Render every line of the data exactly as written, and leave out the pictures.

═══

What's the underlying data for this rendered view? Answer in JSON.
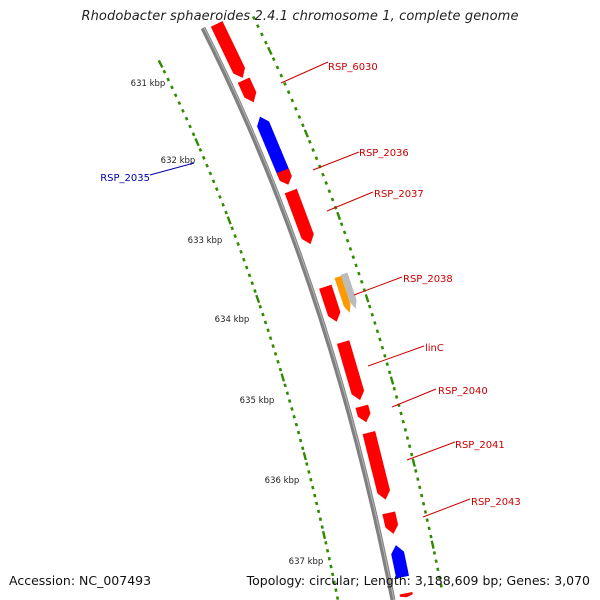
{
  "title": "Rhodobacter sphaeroides 2.4.1 chromosome 1, complete genome",
  "footer": {
    "accession": "Accession: NC_007493",
    "summary": "Topology: circular; Length: 3,188,609 bp; Genes: 3,070"
  },
  "colors": {
    "forward_gene": "#ff0000",
    "reverse_gene": "#0000ff",
    "orange_feature": "#ff9900",
    "grey_feature": "#bbbbbb",
    "backbone": "#808080",
    "tick": "#2e8b00",
    "label_forward": "#cc0000",
    "label_reverse": "#0000aa"
  },
  "scale_labels": [
    "631 kbp",
    "632 kbp",
    "633 kbp",
    "634 kbp",
    "635 kbp",
    "636 kbp",
    "637 kbp"
  ],
  "gene_labels": [
    {
      "name": "RSP_6030",
      "strand": "forward"
    },
    {
      "name": "RSP_2035",
      "strand": "reverse"
    },
    {
      "name": "RSP_2036",
      "strand": "forward"
    },
    {
      "name": "RSP_2037",
      "strand": "forward"
    },
    {
      "name": "RSP_2038",
      "strand": "forward"
    },
    {
      "name": "linC",
      "strand": "forward"
    },
    {
      "name": "RSP_2040",
      "strand": "forward"
    },
    {
      "name": "RSP_2041",
      "strand": "forward"
    },
    {
      "name": "RSP_2043",
      "strand": "forward"
    }
  ]
}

═══

Solution:
What's the underlying data for this rendered view? Answer in JSON.
{
  "title": "Rhodobacter sphaeroides 2.4.1 chromosome 1, complete genome",
  "footer": {
    "accession": "Accession: NC_007493",
    "summary": "Topology: circular; Length: 3,188,609 bp; Genes: 3,070"
  },
  "colors": {
    "forward_gene": "#ff0000",
    "reverse_gene": "#0000ff",
    "orange_feature": "#ff9900",
    "grey_feature": "#bbbbbb",
    "backbone": "#808080",
    "tick": "#2e8b00",
    "label_forward": "#cc0000",
    "label_reverse": "#0000aa"
  },
  "scale_labels": [
    "631 kbp",
    "632 kbp",
    "633 kbp",
    "634 kbp",
    "635 kbp",
    "636 kbp",
    "637 kbp"
  ],
  "gene_labels": [
    {
      "name": "RSP_6030",
      "strand": "forward"
    },
    {
      "name": "RSP_2035",
      "strand": "reverse"
    },
    {
      "name": "RSP_2036",
      "strand": "forward"
    },
    {
      "name": "RSP_2037",
      "strand": "forward"
    },
    {
      "name": "RSP_2038",
      "strand": "forward"
    },
    {
      "name": "linC",
      "strand": "forward"
    },
    {
      "name": "RSP_2040",
      "strand": "forward"
    },
    {
      "name": "RSP_2041",
      "strand": "forward"
    },
    {
      "name": "RSP_2043",
      "strand": "forward"
    }
  ]
}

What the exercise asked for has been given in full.